Data supplied:

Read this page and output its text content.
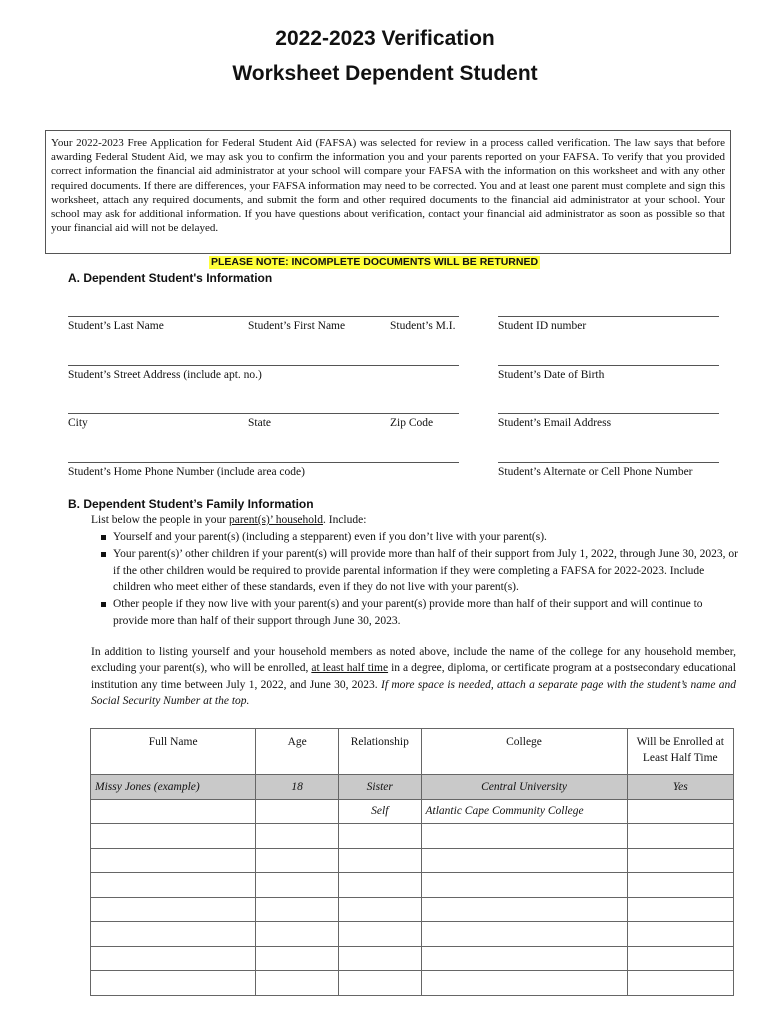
2022-2023 Verification
Worksheet Dependent Student
Your 2022-2023 Free Application for Federal Student Aid (FAFSA) was selected for review in a process called verification. The law says that before awarding Federal Student Aid, we may ask you to confirm the information you and your parents reported on your FAFSA. To verify that you provided correct information the financial aid administrator at your school will compare your FAFSA with the information on this worksheet and with any other required documents. If there are differences, your FAFSA information may need to be corrected. You and at least one parent must complete and sign this worksheet, attach any required documents, and submit the form and other required documents to the financial aid administrator at your school. Your school may ask for additional information. If you have questions about verification, contact your financial aid administrator as soon as possible so that your financial aid will not be delayed.
PLEASE NOTE: INCOMPLETE DOCUMENTS WILL BE RETURNED
A. Dependent Student's Information
Student’s Last Name	Student’s First Name	Student’s M.I.	Student ID number
Student’s Street Address (include apt. no.)	Student’s Date of Birth
City	State	Zip Code	Student’s Email Address
Student’s Home Phone Number (include area code)	Student’s Alternate or Cell Phone Number
B. Dependent Student’s Family Information
List below the people in your parent(s)’ household. Include:
Yourself and your parent(s) (including a stepparent) even if you don’t live with your parent(s).
Your parent(s)’ other children if your parent(s) will provide more than half of their support from July 1, 2022, through June 30, 2023, or if the other children would be required to provide parental information if they were completing a FAFSA for 2022-2023. Include children who meet either of these standards, even if they do not live with your parent(s).
Other people if they now live with your parent(s) and your parent(s) provide more than half of their support and will continue to provide more than half of their support through June 30, 2023.
In addition to listing yourself and your household members as noted above, include the name of the college for any household member, excluding your parent(s), who will be enrolled, at least half time in a degree, diploma, or certificate program at a postsecondary educational institution any time between July 1, 2022, and June 30, 2023. If more space is needed, attach a separate page with the student’s name and Social Security Number at the top.
Full Name	Age	Relationship	College	Will be Enrolled at Least Half Time
Missy Jones (example)	18	Sister	Central University	Yes
		Self	Atlantic Cape Community College	
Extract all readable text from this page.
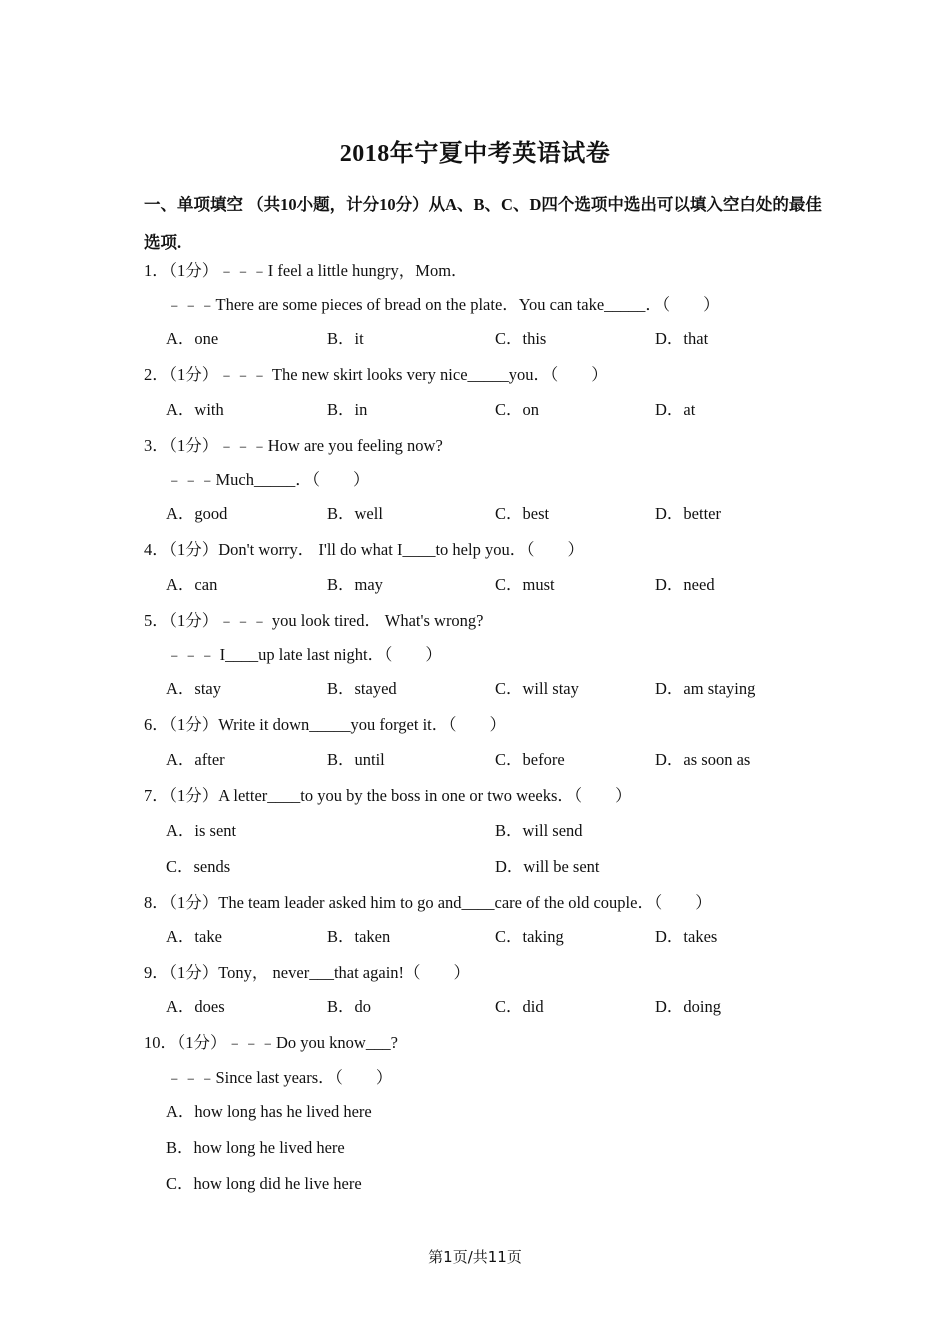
2018年宁夏中考英语试卷
一、单项填空 （共10小题，计分10分）从A、B、C、D四个选项中选出可以填入空白处的最佳选项.
1．（1分）﹣﹣﹣I feel a little hungry，Mom．
﹣﹣﹣There are some pieces of bread on the plate．You can take_____．（　　）
A．one	B．it	C．this	D．that
2．（1分）﹣﹣﹣ The new skirt looks very nice_____you．（　　）
A．with	B．in	C．on	D．at
3．（1分）﹣﹣﹣How are you feeling now?
﹣﹣﹣Much_____．（　　）
A．good	B．well	C．best	D．better
4．（1分）Don't worry． I'll do what I____to help you．（　　）
A．can	B．may	C．must	D．need
5．（1分）﹣﹣﹣ you look tired． What's wrong?
﹣﹣﹣ I____up late last night．（　　）
A．stay	B．stayed	C．will stay	D．am staying
6．（1分）Write it down_____you forget it．（　　）
A．after	B．until	C．before	D．as soon as
7．（1分）A letter____to you by the boss in one or two weeks．（　　）
A．is sent	B．will send
C．sends	D．will be sent
8．（1分）The team leader asked him to go and____care of the old couple．（　　）
A．take	B．taken	C．taking	D．takes
9．（1分）Tony， never___that again!（　　）
A．does	B．do	C．did	D．doing
10．（1分）﹣﹣﹣Do you know___?
﹣﹣﹣Since last years．（　　）
A．how long has he lived here
B．how long he lived here
C．how long did he live here
第1页/共11页
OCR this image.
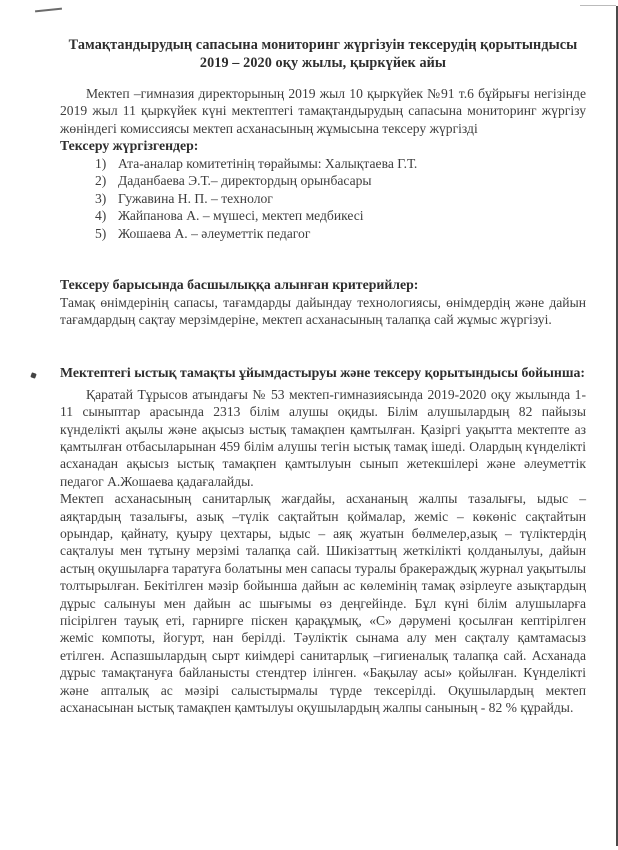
Тамақтандырудың сапасына мониторинг жүргізуін тексерудің қорытындысы

2019 – 2020 оқу жылы, қыркүйек айы

Мектеп –гимназия директорының 2019 жыл 10 қыркүйек №91 т.6 бұйрығы негізінде 2019 жыл 11 қыркүйек күні мектептегі тамақтандырудың сапасына мониторинг жүргізу жөніндегі комиссиясы мектеп асханасының жұмысына тексеру жүргізді

Тексеру жүргізгендер:

1) Ата-аналар комитетінің төрайымы: Халықтаева Г.Т.
2) Даданбаева Э.Т.– директордың орынбасары
3) Гужавина Н. П. – технолог
4) Жайпанова А. – мүшесі, мектеп медбикесі
5) Жошаева А. – әлеуметтік педагог

Тексеру барысында басшылыққа алынған критерийлер:

Тамақ өнімдерінің сапасы, тағамдарды дайындау технологиясы, өнімдердің және дайын тағамдардың сақтау мерзімдеріне, мектеп асханасының талапқа сай жұмыс жүргізуі.

Мектептегі ыстық тамақты ұйымдастыруы және тексеру қорытындысы бойынша:

Қаратай Тұрысов атындағы № 53 мектеп-гимназиясында 2019-2020 оқу жылында 1-11 сыныптар арасында 2313 білім алушы оқиды. Білім алушылардың 82 пайызы күнделікті ақылы және ақысыз ыстық тамақпен қамтылған. Қазіргі уақытта мектепте аз қамтылған отбасыларынан 459 білім алушы тегін ыстық тамақ ішеді. Олардың күнделікті асханадан ақысыз ыстық тамақпен қамтылуын сынып жетекшілері және әлеуметтік педагог А.Жошаева қадағалайды.

Мектеп асханасының санитарлық жағдайы, асхананың жалпы тазалығы, ыдыс – аяқтардың тазалығы, азық –түлік сақтайтын қоймалар, жеміс – көкөніс сақтайтын орындар, қайнату, қуыру цехтары, ыдыс – аяқ жуатын бөлмелер,азық – түліктердің сақталуы мен тұтыну мерзімі талапқа сай. Шикізаттың жеткілікті қолданылуы, дайын астың оқушыларға таратуға болатыны мен сапасы туралы бракераждық журнал уақытылы толтырылған. Бекітілген мәзір бойынша дайын ас көлемінің тамақ әзірлеуге азықтардың дұрыс салынуы мен дайын ас шығымы өз деңгейінде. Бұл күні білім алушыларға пісірілген тауық еті, гарнирге піскен қарақұмық, «С» дәрумені қосылған кептірілген жеміс компоты, йогурт, нан берілді. Тәуліктік сынама алу мен сақталу қамтамасыз етілген. Аспазшылардың сырт киімдері санитарлық –гигиеналық талапқа сай. Асханада дұрыс тамақтануға байланысты стендтер ілінген. «Бақылау асы» қойылған. Күнделікті және апталық ас мәзірі салыстырмалы түрде тексерілді. Оқушылардың мектеп асханасынан ыстық тамақпен қамтылуы оқушылардың жалпы санының - 82 % құрайды.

Written exercise: Copy out each line of the entries that holds "Dependent".

Result for this task:
Worksheet Dependent Student
A. Dependent Student's Information
B. Dependent Student’s Family Information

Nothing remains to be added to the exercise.